↓
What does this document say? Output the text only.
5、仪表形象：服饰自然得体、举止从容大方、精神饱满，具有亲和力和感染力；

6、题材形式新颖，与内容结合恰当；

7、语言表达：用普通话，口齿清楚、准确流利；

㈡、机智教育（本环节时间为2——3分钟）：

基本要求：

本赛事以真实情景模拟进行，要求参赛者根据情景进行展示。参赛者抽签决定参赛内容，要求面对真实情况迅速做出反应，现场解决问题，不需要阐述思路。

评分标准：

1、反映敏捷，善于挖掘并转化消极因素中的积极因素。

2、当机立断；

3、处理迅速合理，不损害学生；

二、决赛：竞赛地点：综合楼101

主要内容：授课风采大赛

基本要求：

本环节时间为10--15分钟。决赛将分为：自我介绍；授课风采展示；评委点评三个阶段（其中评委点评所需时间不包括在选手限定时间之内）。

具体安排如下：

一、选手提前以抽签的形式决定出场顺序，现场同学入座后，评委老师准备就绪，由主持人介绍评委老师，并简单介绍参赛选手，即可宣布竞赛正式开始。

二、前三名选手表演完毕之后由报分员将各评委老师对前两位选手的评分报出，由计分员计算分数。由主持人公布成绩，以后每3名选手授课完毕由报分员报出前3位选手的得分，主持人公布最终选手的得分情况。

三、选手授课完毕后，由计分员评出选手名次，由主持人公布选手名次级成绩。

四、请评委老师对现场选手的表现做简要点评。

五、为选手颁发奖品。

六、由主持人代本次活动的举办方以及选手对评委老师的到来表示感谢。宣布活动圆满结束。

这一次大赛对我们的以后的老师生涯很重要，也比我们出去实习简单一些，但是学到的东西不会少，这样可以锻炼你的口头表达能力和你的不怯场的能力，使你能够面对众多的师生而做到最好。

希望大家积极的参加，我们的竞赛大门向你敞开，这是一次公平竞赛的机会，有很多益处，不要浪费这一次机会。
↑
Work to complete
Print again each line of the listing above, exactly as it appears.

Task response
What does this document say? Output the text only.
5、仪表形象：服饰自然得体、举止从容大方、精神饱满，具有亲和力和感染力；

6、题材形式新颖，与内容结合恰当；

7、语言表达：用普通话，口齿清楚、准确流利；

㈡、机智教育（本环节时间为2——3分钟）：

基本要求：

本赛事以真实情景模拟进行，要求参赛者根据情景进行展示。参赛者抽签决定参赛内容，要求面对真实情况迅速做出反应，现场解决问题，不需要阐述思路。

评分标准：

1、反映敏捷，善于挖掘并转化消极因素中的积极因素。

2、当机立断；

3、处理迅速合理，不损害学生；

二、决赛：竞赛地点：综合楼101

主要内容：授课风采大赛

基本要求：

本环节时间为10--15分钟。决赛将分为：自我介绍；授课风采展示；评委点评三个阶段（其中评委点评所需时间不包括在选手限定时间之内）。

具体安排如下：

一、选手提前以抽签的形式决定出场顺序，现场同学入座后，评委老师准备就绪，由主持人介绍评委老师，并简单介绍参赛选手，即可宣布竞赛正式开始。

二、前三名选手表演完毕之后由报分员将各评委老师对前两位选手的评分报出，由计分员计算分数。由主持人公布成绩，以后每3名选手授课完毕由报分员报出前3位选手的得分，主持人公布最终选手的得分情况。

三、选手授课完毕后，由计分员评出选手名次，由主持人公布选手名次级成绩。

四、请评委老师对现场选手的表现做简要点评。

五、为选手颁发奖品。

六、由主持人代本次活动的举办方以及选手对评委老师的到来表示感谢。宣布活动圆满结束。

这一次大赛对我们的以后的老师生涯很重要，也比我们出去实习简单一些，但是学到的东西不会少，这样可以锻炼你的口头表达能力和你的不怯场的能力，使你能够面对众多的师生而做到最好。

希望大家积极的参加，我们的竞赛大门向你敞开，这是一次公平竞赛的机会，有很多益处，不要浪费这一次机会。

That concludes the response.